== Exercise brief ==
Scan the material for the word "noise", and copy each line where it shows up.

== Dataset records ==
## Begin

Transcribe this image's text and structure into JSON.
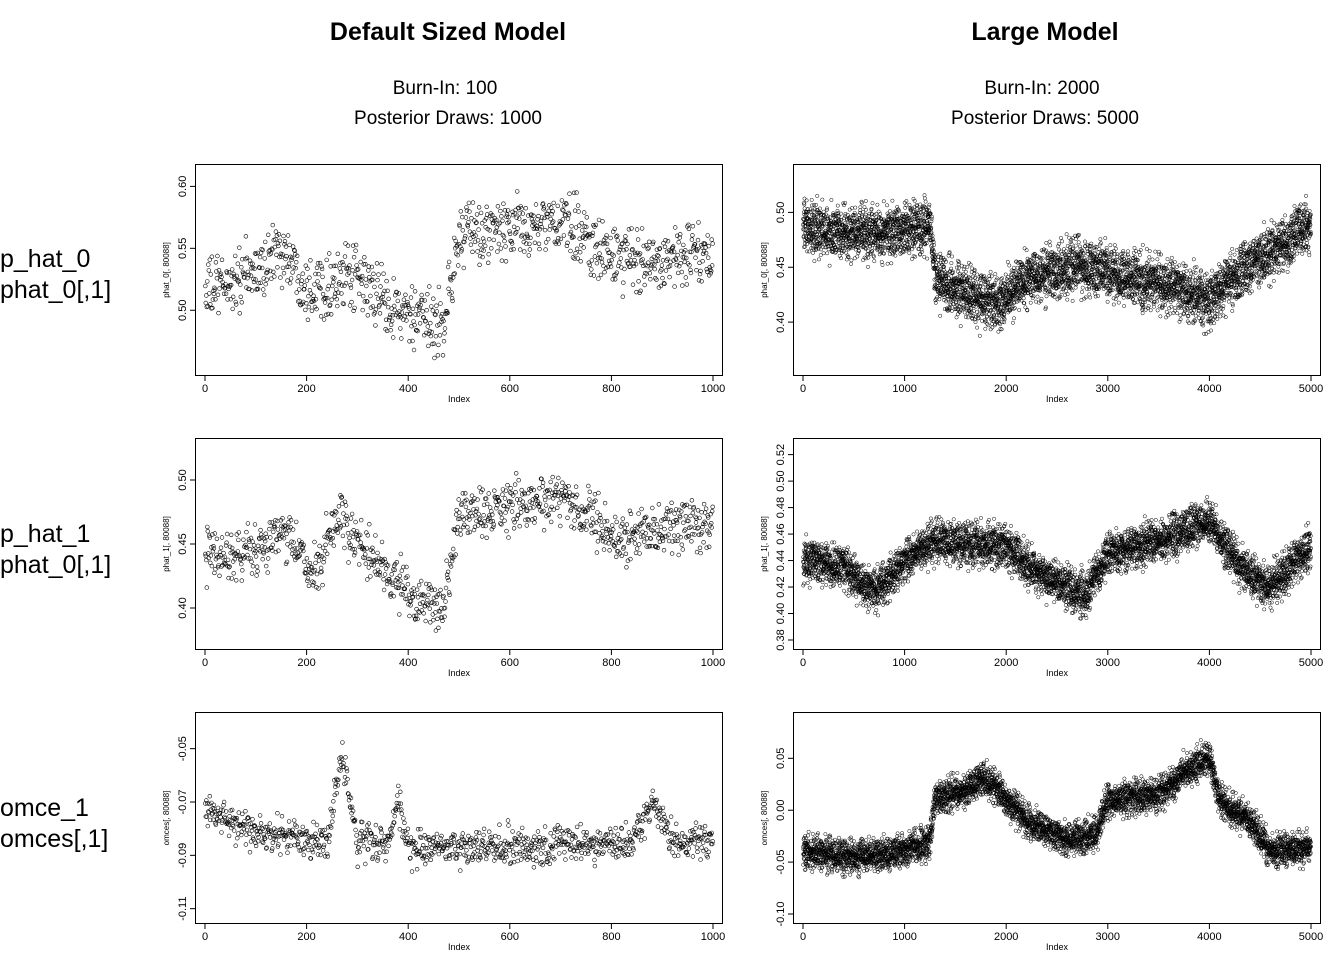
{
  "columns": [
    {
      "title": "Default Sized Model",
      "burn_in": "Burn-In: 100",
      "posterior_draws": "Posterior Draws: 1000"
    },
    {
      "title": "Large Model",
      "burn_in": "Burn-In: 2000",
      "posterior_draws": "Posterior Draws: 5000"
    }
  ],
  "rows": [
    {
      "name": "p_hat_0",
      "expr": "phat_0[,1]"
    },
    {
      "name": "p_hat_1",
      "expr": "phat_0[,1]"
    },
    {
      "name": "omce_1",
      "expr": "omces[,1]"
    }
  ],
  "chart_data": [
    {
      "type": "scatter",
      "panel": "row1-default",
      "xlabel": "Index",
      "ylabel": "phat_0[, 80088]",
      "xlim": [
        0,
        1000
      ],
      "ylim": [
        0.455,
        0.61
      ],
      "xticks": [
        "0",
        "200",
        "400",
        "600",
        "800",
        "1000"
      ],
      "yticks": [
        "0.50",
        "0.55",
        "0.60"
      ],
      "n": 1000,
      "noise": 0.018,
      "trend": [
        [
          0,
          0.515
        ],
        [
          100,
          0.53
        ],
        [
          150,
          0.55
        ],
        [
          200,
          0.52
        ],
        [
          300,
          0.525
        ],
        [
          380,
          0.5
        ],
        [
          420,
          0.49
        ],
        [
          470,
          0.49
        ],
        [
          500,
          0.56
        ],
        [
          600,
          0.565
        ],
        [
          700,
          0.57
        ],
        [
          750,
          0.56
        ],
        [
          800,
          0.54
        ],
        [
          1000,
          0.545
        ]
      ]
    },
    {
      "type": "scatter",
      "panel": "row1-large",
      "xlabel": "Index",
      "ylabel": "phat_0[, 80088]",
      "xlim": [
        0,
        5000
      ],
      "ylim": [
        0.36,
        0.535
      ],
      "xticks": [
        "0",
        "1000",
        "2000",
        "3000",
        "4000",
        "5000"
      ],
      "yticks": [
        "0.40",
        "0.45",
        "0.50"
      ],
      "n": 5000,
      "noise": 0.017,
      "trend": [
        [
          0,
          0.485
        ],
        [
          500,
          0.48
        ],
        [
          1000,
          0.485
        ],
        [
          1250,
          0.49
        ],
        [
          1300,
          0.44
        ],
        [
          1500,
          0.43
        ],
        [
          1900,
          0.415
        ],
        [
          2200,
          0.44
        ],
        [
          2700,
          0.45
        ],
        [
          3000,
          0.445
        ],
        [
          3500,
          0.435
        ],
        [
          4000,
          0.42
        ],
        [
          4300,
          0.445
        ],
        [
          5000,
          0.49
        ]
      ]
    },
    {
      "type": "scatter",
      "panel": "row2-default",
      "xlabel": "Index",
      "ylabel": "phat_1[, 80088]",
      "xlim": [
        0,
        1000
      ],
      "ylim": [
        0.375,
        0.525
      ],
      "xticks": [
        "0",
        "200",
        "400",
        "600",
        "800",
        "1000"
      ],
      "yticks": [
        "0.40",
        "0.45",
        "0.50"
      ],
      "n": 1000,
      "noise": 0.014,
      "trend": [
        [
          0,
          0.44
        ],
        [
          100,
          0.445
        ],
        [
          150,
          0.46
        ],
        [
          220,
          0.425
        ],
        [
          260,
          0.47
        ],
        [
          350,
          0.43
        ],
        [
          420,
          0.405
        ],
        [
          470,
          0.4
        ],
        [
          500,
          0.47
        ],
        [
          600,
          0.48
        ],
        [
          700,
          0.485
        ],
        [
          750,
          0.475
        ],
        [
          800,
          0.455
        ],
        [
          1000,
          0.465
        ]
      ]
    },
    {
      "type": "scatter",
      "panel": "row2-large",
      "xlabel": "Index",
      "ylabel": "phat_1[, 80088]",
      "xlim": [
        0,
        5000
      ],
      "ylim": [
        0.38,
        0.525
      ],
      "xticks": [
        "0",
        "1000",
        "2000",
        "3000",
        "4000",
        "5000"
      ],
      "yticks": [
        "0.38",
        "0.40",
        "0.42",
        "0.44",
        "0.46",
        "0.48",
        "0.50",
        "0.52"
      ],
      "n": 5000,
      "noise": 0.011,
      "trend": [
        [
          0,
          0.44
        ],
        [
          400,
          0.435
        ],
        [
          700,
          0.415
        ],
        [
          1000,
          0.44
        ],
        [
          1300,
          0.455
        ],
        [
          2000,
          0.45
        ],
        [
          2400,
          0.425
        ],
        [
          2800,
          0.415
        ],
        [
          3000,
          0.445
        ],
        [
          3500,
          0.455
        ],
        [
          4000,
          0.47
        ],
        [
          4300,
          0.435
        ],
        [
          4600,
          0.42
        ],
        [
          5000,
          0.45
        ]
      ]
    },
    {
      "type": "scatter",
      "panel": "row3-default",
      "xlabel": "Index",
      "ylabel": "omces[, 80088]",
      "xlim": [
        0,
        1000
      ],
      "ylim": [
        -0.112,
        -0.04
      ],
      "xticks": [
        "0",
        "200",
        "400",
        "600",
        "800",
        "1000"
      ],
      "yticks": [
        "-0.11",
        "-0.09",
        "-0.07",
        "-0.05"
      ],
      "n": 1000,
      "noise": 0.005,
      "trend": [
        [
          0,
          -0.072
        ],
        [
          100,
          -0.082
        ],
        [
          240,
          -0.085
        ],
        [
          270,
          -0.052
        ],
        [
          300,
          -0.085
        ],
        [
          360,
          -0.085
        ],
        [
          380,
          -0.07
        ],
        [
          400,
          -0.088
        ],
        [
          840,
          -0.085
        ],
        [
          880,
          -0.07
        ],
        [
          920,
          -0.085
        ],
        [
          1000,
          -0.085
        ]
      ]
    },
    {
      "type": "scatter",
      "panel": "row3-large",
      "xlabel": "Index",
      "ylabel": "omces[, 80088]",
      "xlim": [
        0,
        5000
      ],
      "ylim": [
        -0.1,
        0.085
      ],
      "xticks": [
        "0",
        "1000",
        "2000",
        "3000",
        "4000",
        "5000"
      ],
      "yticks": [
        "-0.10",
        "-0.05",
        "0.00",
        "0.05"
      ],
      "n": 5000,
      "noise": 0.011,
      "trend": [
        [
          0,
          -0.04
        ],
        [
          500,
          -0.045
        ],
        [
          1000,
          -0.04
        ],
        [
          1250,
          -0.03
        ],
        [
          1300,
          0.01
        ],
        [
          1600,
          0.02
        ],
        [
          1800,
          0.03
        ],
        [
          2000,
          0.01
        ],
        [
          2200,
          -0.01
        ],
        [
          2600,
          -0.03
        ],
        [
          2900,
          -0.02
        ],
        [
          3000,
          0.01
        ],
        [
          3500,
          0.015
        ],
        [
          3800,
          0.04
        ],
        [
          4000,
          0.05
        ],
        [
          4100,
          0.01
        ],
        [
          4400,
          -0.01
        ],
        [
          4600,
          -0.04
        ],
        [
          5000,
          -0.035
        ]
      ]
    }
  ]
}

## End

== In response ==
      "noise": 0.018,
      "noise": 0.017,
      "noise": 0.014,
      "noise": 0.011,
      "noise": 0.005,
      "noise": 0.011,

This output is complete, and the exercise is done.